• Given problem:
Repeat the passage from the recipe comments below, between "Swash🏴☠️B says" and "if made ahead?", inclusive.

Faye Montgomery says
Loved this! I doubled the sauce bc we always like extra sauce. Can the sauce alone be frozen?
Swash🏴☠️B says
Be sure to save a ladle or two of pasta water to add to the sauce to make it more creamy and stick to the pasta. This is the difference between a good dish and a great one.
Colton says
My partner and I made this for our first Christmas together and absolutely loved it. Thank you for the recipe, this is one for the books!
Rose says
Were are allergic to cashews so just uses almonds. It worked. A very good sauce thank you
Kinty says
How long will this sauce keep if made ahead?
Sarah says
It should keep about 7 days in the refrigerator.
Pam says
This was just wonderful, the whole family loved it. I tossed in a good handful of peas in as well. I’ll make ahain!

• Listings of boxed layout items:

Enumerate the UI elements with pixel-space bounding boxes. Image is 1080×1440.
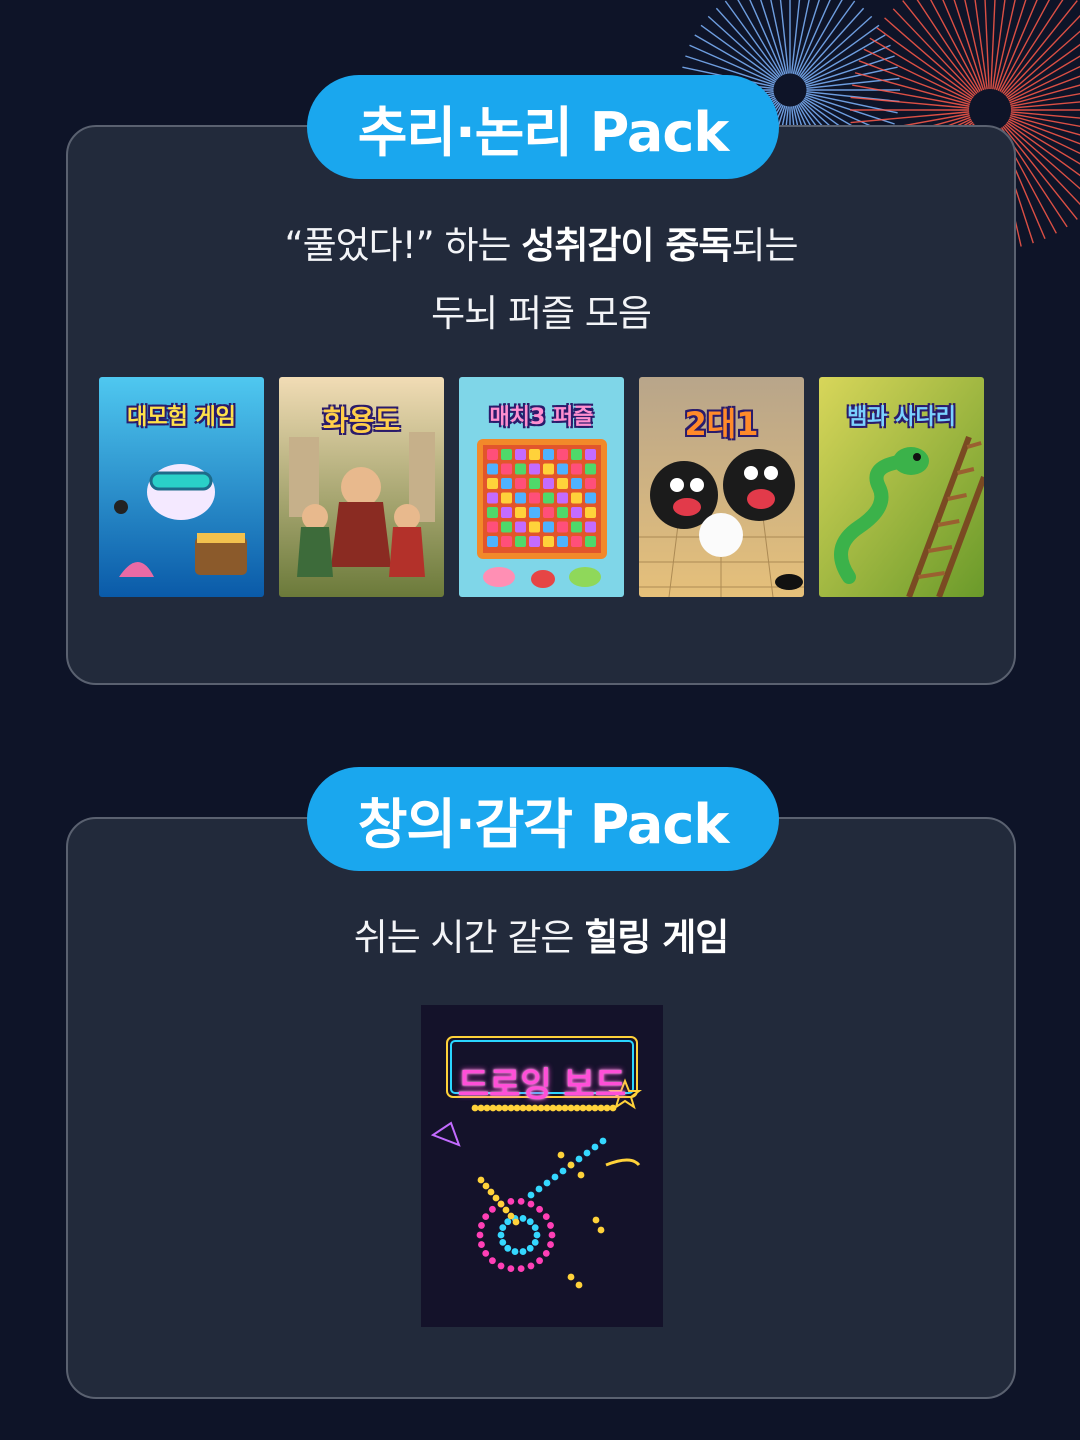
game-thumbnail-adventure[interactable]: 대모험 게임 bbox=[99, 377, 264, 597]
pack-title-badge: 추리·논리 Pack bbox=[309, 77, 777, 177]
game-title: 2대1 bbox=[684, 405, 759, 443]
description-text: “풀었다!” 하는 bbox=[284, 224, 522, 267]
game-title: 화용도 bbox=[322, 404, 401, 437]
description-text: 쉬는 시간 같은 bbox=[353, 916, 585, 959]
game-thumbnail-row: 대모험 게임 화용도 매치3 퍼즐 2대1 뱀과 사다리 bbox=[99, 377, 984, 597]
description-line-2: 두뇌 퍼즐 모음 bbox=[68, 280, 1014, 348]
pack-card-creative: 창의·감각 Pack 쉬는 시간 같은 힐링 게임 드로잉 보드 bbox=[66, 769, 1016, 1399]
pack-title: 창의·감각 Pack bbox=[357, 792, 730, 856]
description-highlight: 힐링 게임 bbox=[584, 916, 729, 959]
pack-description: “풀었다!” 하는 성취감이 중독되는 두뇌 퍼즐 모음 bbox=[68, 212, 1014, 348]
pack-title: 추리·논리 Pack bbox=[357, 100, 730, 164]
game-thumbnail-snake-ladder[interactable]: 뱀과 사다리 bbox=[819, 377, 984, 597]
game-thumbnail-match3[interactable]: 매치3 퍼즐 bbox=[459, 377, 624, 597]
description-text: 되는 bbox=[731, 224, 798, 267]
neon-drawing-board-icon bbox=[421, 1005, 663, 1327]
game-title: 뱀과 사다리 bbox=[847, 405, 956, 430]
game-title: 매치3 퍼즐 bbox=[489, 405, 594, 430]
description-line-1: 쉬는 시간 같은 힐링 게임 bbox=[68, 904, 1014, 972]
pack-title-badge: 창의·감각 Pack bbox=[309, 769, 777, 869]
game-thumbnail-drawing-board[interactable]: 드로잉 보드 bbox=[421, 1005, 663, 1327]
description-line-1: “풀었다!” 하는 성취감이 중독되는 bbox=[68, 212, 1014, 280]
description-highlight: 성취감이 중독 bbox=[521, 224, 732, 267]
game-title: 드로잉 보드 bbox=[457, 1065, 627, 1105]
game-thumbnail-hwayongdo[interactable]: 화용도 bbox=[279, 377, 444, 597]
description-text: 두뇌 퍼즐 모음 bbox=[431, 292, 652, 335]
game-thumbnail-2vs1[interactable]: 2대1 bbox=[639, 377, 804, 597]
game-title: 대모험 게임 bbox=[127, 405, 236, 430]
pack-card-logic: 추리·논리 Pack “풀었다!” 하는 성취감이 중독되는 두뇌 퍼즐 모음 … bbox=[66, 77, 1016, 685]
pack-description: 쉬는 시간 같은 힐링 게임 bbox=[68, 904, 1014, 972]
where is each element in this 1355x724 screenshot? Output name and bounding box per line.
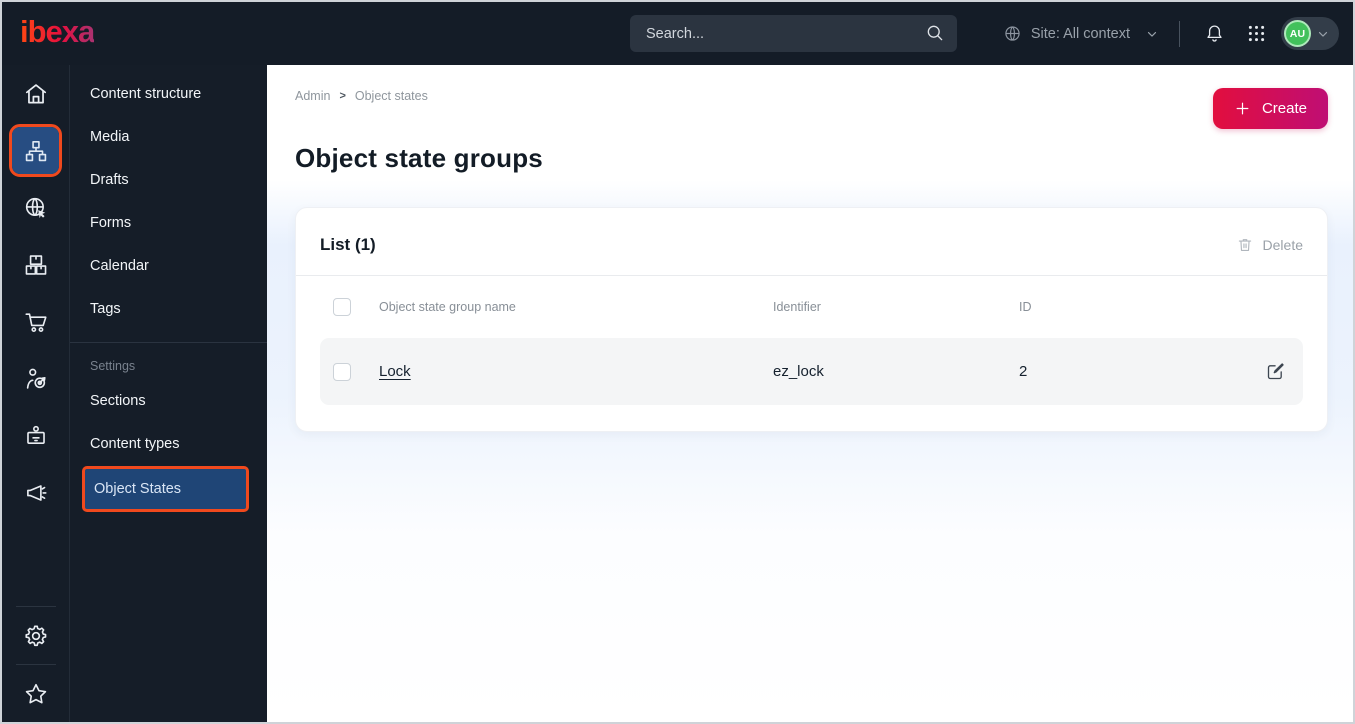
edit-button[interactable] (1247, 361, 1303, 382)
app-switcher-button[interactable] (1239, 17, 1273, 51)
icon-rail (2, 65, 69, 722)
sidebar-menu: Content structure Media Drafts Forms Cal… (69, 65, 267, 722)
breadcrumb-admin-link[interactable]: Admin (295, 89, 330, 103)
trash-icon (1238, 239, 1251, 251)
topbar-divider (1179, 20, 1180, 47)
site-context-label: Site: All context (1030, 25, 1130, 42)
content-structure-icon (25, 140, 46, 161)
row-identifier-cell: ez_lock (773, 363, 824, 380)
object-state-group-link[interactable]: Lock (379, 363, 411, 380)
notifications-button[interactable] (1197, 17, 1231, 51)
sidebar-item-drafts[interactable]: Drafts (70, 158, 267, 201)
topbar: ibexa Site: All context (2, 2, 1353, 65)
active-item-highlight: Object States (82, 466, 249, 512)
edit-icon (1267, 363, 1284, 380)
boxes-icon (25, 254, 46, 275)
rail-item-admin-settings[interactable] (2, 607, 69, 664)
delete-button[interactable]: Delete (1236, 236, 1303, 254)
rail-bottom-group (2, 606, 69, 722)
person-target-icon (26, 368, 46, 389)
object-state-groups-card: List (1) Delete Object state group name … (295, 207, 1328, 432)
sidebar-item-label: Tags (90, 300, 121, 317)
sidebar-item-tags[interactable]: Tags (70, 287, 267, 330)
shopping-cart-icon (24, 312, 47, 332)
create-button-label: Create (1261, 100, 1307, 117)
badge-person-icon (26, 425, 45, 444)
rail-item-product-catalog[interactable] (2, 236, 69, 293)
chevron-down-icon (1318, 31, 1328, 37)
chevron-down-icon (1147, 31, 1157, 37)
sidebar-item-label: Content structure (90, 85, 202, 102)
breadcrumb: Admin > Object states (295, 89, 428, 103)
bell-icon (1206, 25, 1222, 42)
row-name-cell: Lock (379, 363, 773, 381)
row-id-cell: 2 (1019, 363, 1028, 380)
sidebar-item-forms[interactable]: Forms (70, 201, 267, 244)
rail-item-commerce[interactable] (2, 293, 69, 350)
gear-icon (24, 624, 46, 646)
rail-item-bookmarks[interactable] (2, 665, 69, 722)
rail-item-customers[interactable] (2, 350, 69, 407)
column-name: Object state group name (379, 300, 516, 314)
user-menu[interactable]: AU (1281, 17, 1339, 50)
rail-item-dashboard[interactable] (2, 65, 69, 122)
table-row: Lock ez_lock 2 (320, 338, 1303, 405)
select-all-checkbox[interactable] (333, 298, 351, 316)
sidebar-item-label: Media (90, 128, 130, 145)
sidebar-item-media[interactable]: Media (70, 115, 267, 158)
column-identifier: Identifier (773, 300, 821, 314)
sidebar-item-label: Drafts (90, 171, 129, 188)
megaphone-icon (26, 484, 47, 501)
avatar: AU (1284, 20, 1311, 47)
search-icon[interactable] (925, 23, 945, 43)
row-checkbox[interactable] (333, 362, 351, 381)
rail-item-site[interactable] (2, 179, 69, 236)
sidebar-item-content-structure[interactable]: Content structure (70, 72, 267, 115)
delete-button-label: Delete (1262, 237, 1303, 253)
global-search (630, 15, 957, 52)
sidebar-divider (70, 342, 267, 343)
search-input[interactable] (630, 15, 957, 52)
column-id: ID (1019, 300, 1032, 314)
globe-cursor-icon (25, 197, 45, 218)
site-context-selector[interactable]: Site: All context (1003, 24, 1159, 43)
create-button[interactable]: Create (1212, 88, 1328, 129)
sidebar-item-label: Object States (94, 481, 182, 497)
breadcrumb-current[interactable]: Object states (355, 89, 428, 103)
rail-item-marketing[interactable] (2, 464, 69, 521)
table-header: Object state group name Identifier ID (320, 276, 1303, 338)
breadcrumb-separator: > (339, 90, 346, 102)
home-icon (25, 83, 46, 104)
sidebar-item-object-states[interactable]: Object States (82, 466, 249, 512)
sidebar-item-sections[interactable]: Sections (70, 379, 267, 422)
sidebar-section-settings: Settings (90, 359, 136, 373)
page-title: Object state groups (295, 143, 543, 173)
sidebar-item-label: Calendar (90, 257, 149, 274)
rail-item-content-active[interactable] (9, 124, 62, 177)
list-title: List (1) (320, 235, 376, 254)
sidebar-item-calendar[interactable]: Calendar (70, 244, 267, 287)
ibexa-logo[interactable]: ibexa (20, 14, 95, 50)
sidebar-item-content-types[interactable]: Content types (70, 422, 267, 465)
main-content: Admin > Object states Create Object stat… (267, 65, 1353, 722)
globe-icon (1005, 26, 1020, 41)
topbar-right-cluster: Site: All context AU (1003, 2, 1339, 65)
sidebar-item-label: Content types (90, 435, 180, 452)
card-header: List (1) Delete (320, 230, 1303, 260)
sidebar-item-label: Sections (90, 392, 146, 409)
sidebar-item-label: Forms (90, 214, 132, 231)
rail-item-corporate[interactable] (2, 407, 69, 464)
grid-icon (1248, 25, 1264, 42)
ibexa-admin-window: ibexa Site: All context (0, 0, 1355, 724)
plus-icon (1236, 102, 1249, 115)
star-icon (25, 683, 46, 703)
active-rail-background (12, 127, 59, 174)
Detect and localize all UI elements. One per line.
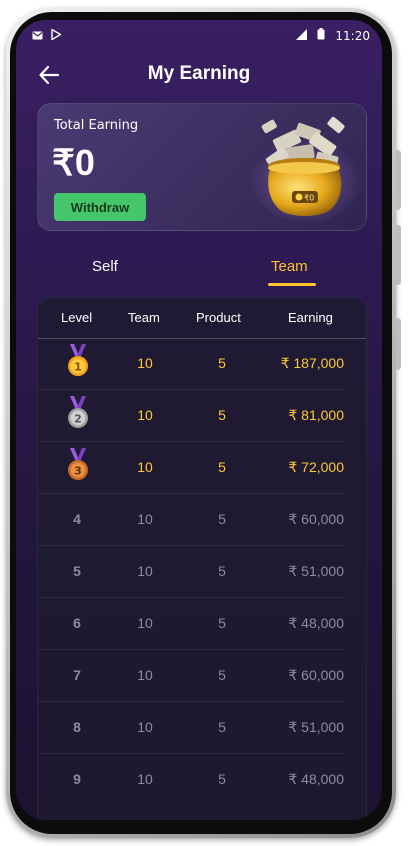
tab-team[interactable]: Team xyxy=(271,258,308,275)
column-header-product: Product xyxy=(196,310,241,325)
table-row: 8 10 5 ₹ 51,000 xyxy=(38,702,366,754)
total-earning-amount: ₹0 xyxy=(52,142,95,183)
medal-rank-text: 3 xyxy=(74,465,82,478)
cell-earning: ₹ 72,000 xyxy=(288,459,344,475)
total-earning-card: Total Earning ₹0 Withdraw ₹0 xyxy=(37,103,367,231)
withdraw-button[interactable]: Withdraw xyxy=(54,193,146,221)
gold-medal-icon: 1 xyxy=(66,344,90,378)
medal-rank-text: 2 xyxy=(74,413,82,426)
cell-team: 10 xyxy=(137,407,153,423)
volume-down-button xyxy=(396,225,401,285)
cell-product: 5 xyxy=(218,771,226,787)
cell-earning: ₹ 187,000 xyxy=(280,355,344,371)
cell-team: 10 xyxy=(137,667,153,683)
cell-level: 8 xyxy=(73,719,81,735)
cell-level: 4 xyxy=(73,511,81,527)
table-row: 9 10 5 ₹ 48,000 xyxy=(38,754,366,806)
column-header-level: Level xyxy=(61,310,93,325)
app-screen: 11:20 My Earning Total Earning ₹0 Withdr… xyxy=(16,20,382,820)
cell-product: 5 xyxy=(218,459,226,475)
cell-team: 10 xyxy=(137,771,153,787)
cell-team: 10 xyxy=(137,563,153,579)
cell-level: 7 xyxy=(73,667,81,683)
status-time: 11:20 xyxy=(335,28,370,43)
cell-team: 10 xyxy=(137,355,153,371)
cell-team: 10 xyxy=(137,459,153,475)
mail-icon xyxy=(32,29,43,43)
cell-product: 5 xyxy=(218,563,226,579)
column-header-earning: Earning xyxy=(288,310,333,325)
tab-self[interactable]: Self xyxy=(92,258,118,275)
cell-team: 10 xyxy=(137,615,153,631)
cell-product: 5 xyxy=(218,355,226,371)
active-tab-indicator xyxy=(268,283,316,286)
volume-up-button xyxy=(396,150,401,210)
cell-earning: ₹ 48,000 xyxy=(288,771,344,787)
earning-tabs: Self Team xyxy=(16,252,382,292)
silver-medal-icon: 2 xyxy=(66,396,90,430)
cell-earning: ₹ 60,000 xyxy=(288,667,344,683)
table-row: 5 10 5 ₹ 51,000 xyxy=(38,546,366,598)
cell-level: 5 xyxy=(73,563,81,579)
money-pot-icon: ₹0 xyxy=(244,116,362,224)
cell-earning: ₹ 51,000 xyxy=(288,563,344,579)
table-row: 3 10 5 ₹ 72,000 xyxy=(38,442,366,494)
power-button xyxy=(396,318,401,370)
table-row: 7 10 5 ₹ 60,000 xyxy=(38,650,366,702)
battery-icon xyxy=(317,28,325,43)
cell-level: 6 xyxy=(73,615,81,631)
table-row: 2 10 5 ₹ 81,000 xyxy=(38,390,366,442)
level-earning-table: Level Team Product Earning 1 10 5 ₹ 187,… xyxy=(37,297,367,820)
signal-icon xyxy=(296,28,308,43)
status-bar: 11:20 xyxy=(16,20,382,52)
cell-product: 5 xyxy=(218,719,226,735)
cell-product: 5 xyxy=(218,615,226,631)
page-title: My Earning xyxy=(147,63,251,84)
table-row: 1 10 5 ₹ 187,000 xyxy=(38,338,366,390)
cell-product: 5 xyxy=(218,407,226,423)
total-earning-label: Total Earning xyxy=(54,118,139,133)
table-row: 6 10 5 ₹ 48,000 xyxy=(38,598,366,650)
medal-rank-text: 1 xyxy=(74,361,82,374)
cell-earning: ₹ 51,000 xyxy=(288,719,344,735)
play-store-icon xyxy=(51,28,62,43)
cell-earning: ₹ 48,000 xyxy=(288,615,344,631)
bronze-medal-icon: 3 xyxy=(66,448,90,482)
pot-tag-text: ₹0 xyxy=(304,194,314,203)
cell-team: 10 xyxy=(137,511,153,527)
cell-level: 9 xyxy=(73,771,81,787)
table-row: 4 10 5 ₹ 60,000 xyxy=(38,494,366,546)
cell-earning: ₹ 60,000 xyxy=(288,511,344,527)
cell-product: 5 xyxy=(218,511,226,527)
app-header: My Earning xyxy=(16,60,382,90)
table-header: Level Team Product Earning xyxy=(38,298,366,339)
cell-product: 5 xyxy=(218,667,226,683)
column-header-team: Team xyxy=(128,310,160,325)
cell-earning: ₹ 81,000 xyxy=(288,407,344,423)
cell-team: 10 xyxy=(137,719,153,735)
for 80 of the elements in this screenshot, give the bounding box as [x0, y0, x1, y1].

• Task answer:
Swash🏴☠️B says
Be sure to save a ladle or two of pasta water to add to the sauce to make it more creamy and stick to the pasta. This is the difference between a good dish and a great one.
Colton says
My partner and I made this for our first Christmas together and absolutely loved it. Thank you for the recipe, this is one for the books!
Rose says
Were are allergic to cashews so just uses almonds. It worked. A very good sauce thank you
Kinty says
How long will this sauce keep if made ahead?